━━━ DOCUMENT

Le problème de recherche
Le problème de recherche consiste à cerner le rôle de l'information gouvernementale dans le fonctionnement des sociétés démocratiques et à questionner la capacité de la LAI à assurer une disponibilité optimale de cette information pour les citoyens.
Le problème de recherche comporte une dimension théorique et une dimension empirique. La dimension théorique du problème concerne l'explication politico-économique du rôle de l'information gouvernementale et des lois d'accès dans la relation d'imputabilité liant l'État à ses citoyens. Cette partie du problème de recherche a appelé le développement d'un cadre de référence politico-économique original, inspiré des écrits économiques. Elle fait référence à la notion de raison d'être de la LAI dans le titre de la thèse.
La dimension empirique du problème concerne quant à elle l'analyse positive et normative d'une loi d'accès à l'information, la loi québécoise, ainsi que de sa mise en œuvre. Cette appréciation se fait à l’aide de critères d'analyse tirés du cadre de référence développé en réponse à la première partie du problème. Cette seconde partie du problème de recherche est abordée à l'aide de deux questions de recherche empirique, lesquelles sont associées à une démarche de collecte et d'analyse de données. Elle fait référence aux notions de nature et de mise en œuvre de la LAI dans le titre de la thèse.
Notre problème de recherche est ainsi défini, d'un point de vue théorique, par des références à l'analyse politico économique des politiques publiques et, dans son objet, par la LAI et sa mise en œuvre.
Le cadre de référence
Ce problème de recherche a été abordé sous l'éclairage d'un cadre de référence développé aux fins de la thèse et inspiré de trois écoles d'économie politique, soit l'École des choix publics, l'analyse économique du droit et l'économie politique constitutionnelle. Le cadre cherche à expliquer la raison d'être et le rôle des lois d'accès à l'information dans les sociétés démocratiques. Essentiellement, l'information gouvernementale accroît la qualité des décisions des acteurs dans la sphère politique, leur permettant d'agir de manière concordante avec leurs intérêts. Le cadre conçoit l'information gouvernementale au sein du rapport d'imputabilité entre l'État et le citoyen. D'un point de vue normatif, le cadre suggère qu'un meilleur accès à l'information gouvernementale assure une plus grande efficience sociale au système politique. Les lois d'accès à l'information trouvent leur raison d'être dans le fait que l'État ne procure pas de son propre chef une quantité optimale d'information.
Les questions de recherche
Le problème de recherche donne lieu à deux questions de recherche.
La première question porte sur la Loi elle-même et est formulée ainsi : quelles sont les caractéristiques des dispositions de la LAI portant sur la disponibilité de l'information gouvernementale, en termes d'intensité du droit d'accès à l'information et d'obligations de mise en œuvre pour les organismes publics ?

━━━━━━
━━━ BLOC DE DONNÉES

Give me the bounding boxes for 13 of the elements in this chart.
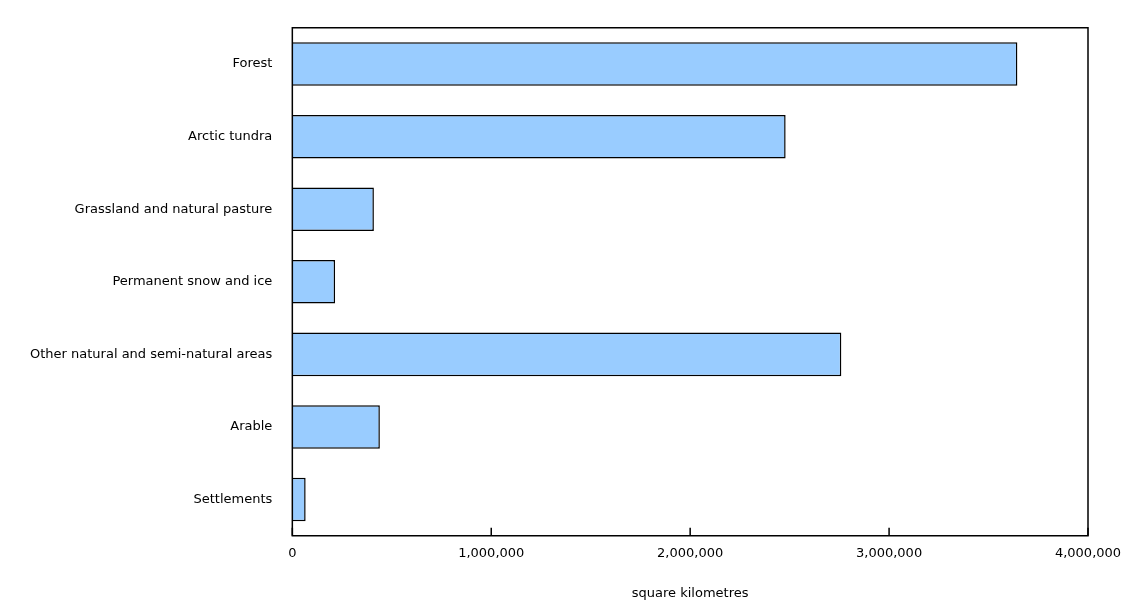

━━━━━━

- **CONSIGNES**:
1. Répondez brièvement à ces questions sur le document :
(a) Quelles sont les deux dimensions du problème de recherche ?
(b) De quelles trois écoles d'économie politique s'inspire le cadre de référence ?
(c) À combien de questions de recherche le problème de recherche donne-t-il lieu ?
2. Recopiez mot pour mot le passage du document qui commence aux mots « La dimension empirique » et s'arrête après les mots « et sa mise en œuvre. ».

- **CORRIGÉ**:
1.
(a) Une dimension théorique et une dimension empirique.
(b) L'École des choix publics, l'analyse économique du droit et l'économie politique constitutionnelle.
(c) À deux questions de recherche.

2.
La dimension empirique du problème concerne quant à elle l'analyse positive et normative d'une loi d'accès à l'information, la loi québécoise, ainsi que de sa mise en œuvre. Cette appréciation se fait à l’aide de critères d'analyse tirés du cadre de référence développé en réponse à la première partie du problème. Cette seconde partie du problème de recherche est abordée à l'aide de deux questions de recherche empirique, lesquelles sont associées à une démarche de collecte et d'analyse de données. Elle fait référence aux notions de nature et de mise en œuvre de la LAI dans le titre de la thèse.
Notre problème de recherche est ainsi défini, d'un point de vue théorique, par des références à l'analyse politico économique des politiques publiques et, dans son objet, par la LAI et sa mise en œuvre.